Records excerpted from a collection
========

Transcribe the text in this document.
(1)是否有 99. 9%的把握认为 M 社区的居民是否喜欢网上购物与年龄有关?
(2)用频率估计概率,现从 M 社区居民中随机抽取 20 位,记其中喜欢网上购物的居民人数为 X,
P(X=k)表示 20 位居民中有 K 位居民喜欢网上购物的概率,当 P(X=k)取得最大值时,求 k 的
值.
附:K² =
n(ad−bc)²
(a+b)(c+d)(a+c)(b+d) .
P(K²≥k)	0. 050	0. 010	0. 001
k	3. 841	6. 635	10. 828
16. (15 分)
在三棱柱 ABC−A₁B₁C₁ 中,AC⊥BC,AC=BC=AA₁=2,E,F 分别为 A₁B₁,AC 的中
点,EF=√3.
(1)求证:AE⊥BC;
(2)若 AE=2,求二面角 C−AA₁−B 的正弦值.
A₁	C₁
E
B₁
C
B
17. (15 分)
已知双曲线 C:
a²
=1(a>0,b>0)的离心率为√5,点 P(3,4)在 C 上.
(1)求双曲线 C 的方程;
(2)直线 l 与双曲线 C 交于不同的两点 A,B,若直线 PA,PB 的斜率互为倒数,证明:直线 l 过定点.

========

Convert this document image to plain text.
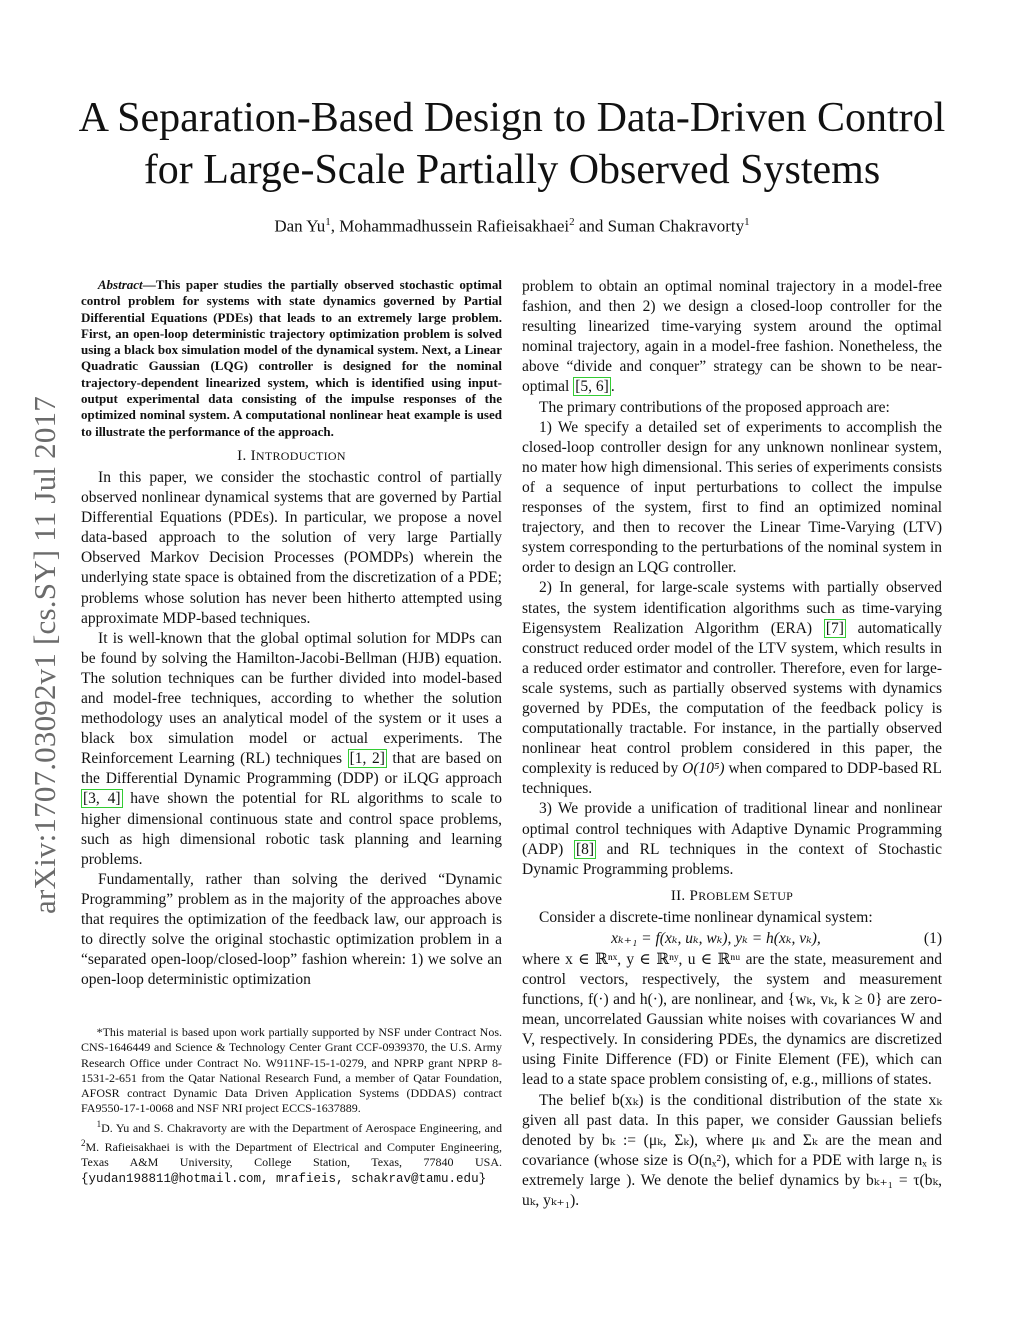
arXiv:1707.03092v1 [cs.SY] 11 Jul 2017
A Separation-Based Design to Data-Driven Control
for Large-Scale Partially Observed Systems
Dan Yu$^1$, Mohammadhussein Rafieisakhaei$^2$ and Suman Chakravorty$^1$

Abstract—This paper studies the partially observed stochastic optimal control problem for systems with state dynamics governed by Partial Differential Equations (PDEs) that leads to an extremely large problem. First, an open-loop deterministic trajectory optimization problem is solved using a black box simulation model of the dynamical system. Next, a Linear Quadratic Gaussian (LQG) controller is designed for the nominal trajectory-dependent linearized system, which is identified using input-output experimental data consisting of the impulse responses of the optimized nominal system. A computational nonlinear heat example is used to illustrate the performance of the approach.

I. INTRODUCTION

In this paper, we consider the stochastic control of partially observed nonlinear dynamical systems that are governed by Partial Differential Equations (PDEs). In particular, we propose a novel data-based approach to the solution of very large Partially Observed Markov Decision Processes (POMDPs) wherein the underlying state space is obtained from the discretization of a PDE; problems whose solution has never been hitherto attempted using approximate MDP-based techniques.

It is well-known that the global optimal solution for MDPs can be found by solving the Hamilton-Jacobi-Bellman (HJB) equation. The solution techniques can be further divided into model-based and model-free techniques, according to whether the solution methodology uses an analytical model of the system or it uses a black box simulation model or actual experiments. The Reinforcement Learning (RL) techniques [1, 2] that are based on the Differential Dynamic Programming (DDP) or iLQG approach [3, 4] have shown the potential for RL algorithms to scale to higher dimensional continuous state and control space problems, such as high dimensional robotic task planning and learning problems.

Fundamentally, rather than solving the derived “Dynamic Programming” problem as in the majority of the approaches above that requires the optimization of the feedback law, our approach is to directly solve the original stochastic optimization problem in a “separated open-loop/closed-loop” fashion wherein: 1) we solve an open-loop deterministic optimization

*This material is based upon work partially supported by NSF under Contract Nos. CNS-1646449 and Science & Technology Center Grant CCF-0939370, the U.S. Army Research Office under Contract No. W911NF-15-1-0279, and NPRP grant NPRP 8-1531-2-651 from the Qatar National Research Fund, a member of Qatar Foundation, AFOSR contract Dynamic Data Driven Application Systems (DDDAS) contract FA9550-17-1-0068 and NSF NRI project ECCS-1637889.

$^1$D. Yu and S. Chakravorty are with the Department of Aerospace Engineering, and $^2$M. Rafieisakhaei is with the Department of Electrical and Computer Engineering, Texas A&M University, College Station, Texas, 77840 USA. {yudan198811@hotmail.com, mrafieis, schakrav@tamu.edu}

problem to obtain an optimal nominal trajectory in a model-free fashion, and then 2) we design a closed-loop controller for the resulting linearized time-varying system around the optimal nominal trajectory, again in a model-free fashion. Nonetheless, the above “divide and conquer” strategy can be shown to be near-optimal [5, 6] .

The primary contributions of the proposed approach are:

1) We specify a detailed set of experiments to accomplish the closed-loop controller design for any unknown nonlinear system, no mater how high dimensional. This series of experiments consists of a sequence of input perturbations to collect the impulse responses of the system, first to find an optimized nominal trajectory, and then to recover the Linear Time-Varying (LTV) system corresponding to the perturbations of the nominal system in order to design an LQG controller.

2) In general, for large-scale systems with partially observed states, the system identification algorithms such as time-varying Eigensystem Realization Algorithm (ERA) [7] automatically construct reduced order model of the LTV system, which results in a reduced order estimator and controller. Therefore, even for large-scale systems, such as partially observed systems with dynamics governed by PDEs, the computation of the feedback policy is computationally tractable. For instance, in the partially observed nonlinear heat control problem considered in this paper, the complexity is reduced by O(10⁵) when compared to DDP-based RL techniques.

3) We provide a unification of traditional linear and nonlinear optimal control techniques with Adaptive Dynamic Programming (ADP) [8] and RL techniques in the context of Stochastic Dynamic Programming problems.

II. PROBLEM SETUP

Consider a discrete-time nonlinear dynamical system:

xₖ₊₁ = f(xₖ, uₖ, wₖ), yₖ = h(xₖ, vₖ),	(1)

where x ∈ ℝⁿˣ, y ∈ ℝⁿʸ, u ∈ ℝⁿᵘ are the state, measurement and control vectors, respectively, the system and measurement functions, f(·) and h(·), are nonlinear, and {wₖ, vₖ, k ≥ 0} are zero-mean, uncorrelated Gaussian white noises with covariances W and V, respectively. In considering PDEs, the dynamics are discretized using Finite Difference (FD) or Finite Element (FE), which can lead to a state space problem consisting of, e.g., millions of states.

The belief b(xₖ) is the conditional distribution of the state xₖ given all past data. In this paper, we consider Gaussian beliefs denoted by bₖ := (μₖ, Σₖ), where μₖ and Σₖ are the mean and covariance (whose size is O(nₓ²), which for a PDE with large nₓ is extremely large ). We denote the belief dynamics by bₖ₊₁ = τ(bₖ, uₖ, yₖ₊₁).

========

State the count of lines holding the string "wherein" in the listing above, and nothing else.

Response to the exercise: 2